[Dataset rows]
--
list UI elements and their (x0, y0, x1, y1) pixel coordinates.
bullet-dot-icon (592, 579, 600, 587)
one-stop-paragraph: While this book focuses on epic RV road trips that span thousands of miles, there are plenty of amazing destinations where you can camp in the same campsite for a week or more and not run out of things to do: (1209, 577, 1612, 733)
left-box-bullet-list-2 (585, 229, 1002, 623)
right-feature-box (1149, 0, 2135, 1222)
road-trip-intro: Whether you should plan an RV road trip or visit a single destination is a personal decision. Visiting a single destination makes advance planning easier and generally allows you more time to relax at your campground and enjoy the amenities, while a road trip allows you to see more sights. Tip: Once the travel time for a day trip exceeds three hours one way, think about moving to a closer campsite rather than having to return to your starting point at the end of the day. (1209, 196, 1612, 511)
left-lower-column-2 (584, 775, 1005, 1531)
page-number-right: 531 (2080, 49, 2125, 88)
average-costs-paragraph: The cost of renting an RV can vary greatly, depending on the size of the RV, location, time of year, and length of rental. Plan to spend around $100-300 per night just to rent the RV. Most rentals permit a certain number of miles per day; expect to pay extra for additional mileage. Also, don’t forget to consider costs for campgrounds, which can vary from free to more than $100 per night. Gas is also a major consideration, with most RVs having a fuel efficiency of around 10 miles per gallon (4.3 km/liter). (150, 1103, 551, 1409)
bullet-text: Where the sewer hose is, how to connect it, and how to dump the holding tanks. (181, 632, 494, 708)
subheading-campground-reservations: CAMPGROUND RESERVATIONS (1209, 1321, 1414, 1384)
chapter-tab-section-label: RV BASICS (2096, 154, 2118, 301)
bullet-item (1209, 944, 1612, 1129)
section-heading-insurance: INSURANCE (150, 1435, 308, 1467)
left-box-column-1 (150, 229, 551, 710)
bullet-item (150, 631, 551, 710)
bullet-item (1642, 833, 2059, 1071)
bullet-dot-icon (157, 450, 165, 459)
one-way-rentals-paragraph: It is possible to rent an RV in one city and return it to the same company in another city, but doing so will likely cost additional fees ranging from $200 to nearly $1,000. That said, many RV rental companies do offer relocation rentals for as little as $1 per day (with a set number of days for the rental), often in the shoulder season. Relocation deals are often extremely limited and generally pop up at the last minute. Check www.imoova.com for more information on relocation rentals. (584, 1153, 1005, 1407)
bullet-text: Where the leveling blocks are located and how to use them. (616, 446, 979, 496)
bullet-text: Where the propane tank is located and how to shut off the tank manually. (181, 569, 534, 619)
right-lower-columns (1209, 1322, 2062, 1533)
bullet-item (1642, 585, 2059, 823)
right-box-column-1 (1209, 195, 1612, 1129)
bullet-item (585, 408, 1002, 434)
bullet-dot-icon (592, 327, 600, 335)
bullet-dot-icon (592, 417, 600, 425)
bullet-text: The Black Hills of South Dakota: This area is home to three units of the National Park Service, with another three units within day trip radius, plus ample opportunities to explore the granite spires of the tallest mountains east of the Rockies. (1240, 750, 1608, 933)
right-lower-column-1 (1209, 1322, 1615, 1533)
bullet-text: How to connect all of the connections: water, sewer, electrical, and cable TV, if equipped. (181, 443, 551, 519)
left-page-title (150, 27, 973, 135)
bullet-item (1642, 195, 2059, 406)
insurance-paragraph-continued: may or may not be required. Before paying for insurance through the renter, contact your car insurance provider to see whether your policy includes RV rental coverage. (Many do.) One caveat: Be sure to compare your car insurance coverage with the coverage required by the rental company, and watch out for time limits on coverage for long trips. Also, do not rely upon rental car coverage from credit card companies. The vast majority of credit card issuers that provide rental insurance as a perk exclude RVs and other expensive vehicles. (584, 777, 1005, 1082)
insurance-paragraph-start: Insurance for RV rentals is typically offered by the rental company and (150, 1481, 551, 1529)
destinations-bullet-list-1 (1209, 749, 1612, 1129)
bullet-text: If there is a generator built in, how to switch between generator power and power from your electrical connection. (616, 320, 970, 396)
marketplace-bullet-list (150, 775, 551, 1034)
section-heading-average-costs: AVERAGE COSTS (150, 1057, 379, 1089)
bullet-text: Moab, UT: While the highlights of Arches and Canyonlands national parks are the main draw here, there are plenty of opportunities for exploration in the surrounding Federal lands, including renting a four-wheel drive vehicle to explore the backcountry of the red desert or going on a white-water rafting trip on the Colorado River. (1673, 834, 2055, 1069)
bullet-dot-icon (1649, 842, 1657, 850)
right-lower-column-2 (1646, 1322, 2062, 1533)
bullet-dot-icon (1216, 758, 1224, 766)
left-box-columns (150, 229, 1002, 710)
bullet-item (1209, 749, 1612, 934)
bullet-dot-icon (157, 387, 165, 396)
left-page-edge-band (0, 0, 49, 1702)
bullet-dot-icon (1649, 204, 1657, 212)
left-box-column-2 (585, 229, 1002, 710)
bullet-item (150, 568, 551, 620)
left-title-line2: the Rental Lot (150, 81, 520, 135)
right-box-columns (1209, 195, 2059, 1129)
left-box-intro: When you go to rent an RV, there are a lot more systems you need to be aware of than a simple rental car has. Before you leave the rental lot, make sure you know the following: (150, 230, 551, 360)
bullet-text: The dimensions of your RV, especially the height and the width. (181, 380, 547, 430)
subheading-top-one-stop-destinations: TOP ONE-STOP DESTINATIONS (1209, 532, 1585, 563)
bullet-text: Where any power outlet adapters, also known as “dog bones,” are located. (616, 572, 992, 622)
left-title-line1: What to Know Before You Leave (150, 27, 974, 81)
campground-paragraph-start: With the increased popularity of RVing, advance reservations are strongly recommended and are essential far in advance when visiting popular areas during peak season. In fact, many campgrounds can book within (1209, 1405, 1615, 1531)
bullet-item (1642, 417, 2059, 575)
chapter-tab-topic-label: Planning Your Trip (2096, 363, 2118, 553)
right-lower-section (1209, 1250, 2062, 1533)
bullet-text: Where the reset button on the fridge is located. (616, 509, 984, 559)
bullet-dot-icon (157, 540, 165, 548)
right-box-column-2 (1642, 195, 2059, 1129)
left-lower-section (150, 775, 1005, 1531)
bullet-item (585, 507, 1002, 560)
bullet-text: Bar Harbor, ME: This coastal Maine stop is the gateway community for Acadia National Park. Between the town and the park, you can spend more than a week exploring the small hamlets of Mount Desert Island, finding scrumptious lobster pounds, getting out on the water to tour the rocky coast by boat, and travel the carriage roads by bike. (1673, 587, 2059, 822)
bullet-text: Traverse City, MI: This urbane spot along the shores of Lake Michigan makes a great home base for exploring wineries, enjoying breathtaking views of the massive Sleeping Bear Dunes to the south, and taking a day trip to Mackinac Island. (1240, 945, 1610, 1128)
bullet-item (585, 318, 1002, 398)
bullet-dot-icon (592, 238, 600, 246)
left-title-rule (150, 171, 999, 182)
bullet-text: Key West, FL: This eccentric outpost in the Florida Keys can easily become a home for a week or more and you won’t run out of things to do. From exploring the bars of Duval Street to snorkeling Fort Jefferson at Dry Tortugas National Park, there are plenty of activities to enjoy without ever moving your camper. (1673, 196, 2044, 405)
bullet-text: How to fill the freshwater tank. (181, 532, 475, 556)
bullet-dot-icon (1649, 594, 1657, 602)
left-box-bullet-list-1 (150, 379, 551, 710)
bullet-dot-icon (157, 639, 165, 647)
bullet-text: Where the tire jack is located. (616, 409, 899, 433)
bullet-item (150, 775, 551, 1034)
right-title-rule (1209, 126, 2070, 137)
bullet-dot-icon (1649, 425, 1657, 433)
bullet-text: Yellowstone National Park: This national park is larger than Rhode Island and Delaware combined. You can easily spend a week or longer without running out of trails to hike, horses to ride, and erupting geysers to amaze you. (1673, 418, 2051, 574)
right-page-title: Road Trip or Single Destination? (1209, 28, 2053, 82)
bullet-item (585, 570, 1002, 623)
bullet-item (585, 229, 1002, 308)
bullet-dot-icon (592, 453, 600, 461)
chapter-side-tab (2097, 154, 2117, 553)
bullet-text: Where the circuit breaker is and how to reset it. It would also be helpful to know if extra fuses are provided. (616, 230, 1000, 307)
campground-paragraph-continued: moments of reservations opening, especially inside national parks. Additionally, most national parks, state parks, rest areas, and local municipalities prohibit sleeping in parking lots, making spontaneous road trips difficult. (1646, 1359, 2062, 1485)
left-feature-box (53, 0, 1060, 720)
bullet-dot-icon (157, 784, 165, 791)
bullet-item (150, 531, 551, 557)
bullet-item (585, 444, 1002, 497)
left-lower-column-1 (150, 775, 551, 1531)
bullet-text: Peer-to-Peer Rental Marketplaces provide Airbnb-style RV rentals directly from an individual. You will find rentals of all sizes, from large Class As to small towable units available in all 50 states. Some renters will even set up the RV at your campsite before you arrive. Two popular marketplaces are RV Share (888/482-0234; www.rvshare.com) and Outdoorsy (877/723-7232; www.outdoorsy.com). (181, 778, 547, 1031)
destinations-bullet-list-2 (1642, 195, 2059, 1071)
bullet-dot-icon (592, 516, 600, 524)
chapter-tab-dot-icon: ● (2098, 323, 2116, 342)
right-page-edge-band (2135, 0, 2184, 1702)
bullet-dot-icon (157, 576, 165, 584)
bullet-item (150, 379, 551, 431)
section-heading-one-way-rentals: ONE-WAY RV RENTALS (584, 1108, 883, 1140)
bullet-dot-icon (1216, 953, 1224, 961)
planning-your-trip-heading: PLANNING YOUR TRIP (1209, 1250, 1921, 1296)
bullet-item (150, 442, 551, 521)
--
→ **WHAT NEEDS TO BE DONE**: Find every line in the material above that contains the word "week", and copy each one out in full.

→ **RESPONSE TO THE TASK**:
one-stop-paragraph: While this book focuses on epic RV road trips that span thousands of miles, there are plenty of amazing destinations where you can camp in the same campsite for a week or more and not run out of things to do: (1209, 577, 1612, 733)
bullet-text: Bar Harbor, ME: This coastal Maine stop is the gateway community for Acadia National Park. Between the town and the park, you can spend more than a week exploring the small hamlets of Mount Desert Island, finding scrumptious lobster pounds, getting out on the water to tour the rocky coast by boat, and travel the carriage roads by bike. (1673, 587, 2059, 822)
bullet-text: Key West, FL: This eccentric outpost in the Florida Keys can easily become a home for a week or more and you won’t run out of things to do. From exploring the bars of Duval Street to snorkeling Fort Jefferson at Dry Tortugas National Park, there are plenty of activities to enjoy without ever moving your camper. (1673, 196, 2044, 405)
bullet-text: Yellowstone National Park: This national park is larger than Rhode Island and Delaware combined. You can easily spend a week or longer without running out of trails to hike, horses to ride, and erupting geysers to amaze you. (1673, 418, 2051, 574)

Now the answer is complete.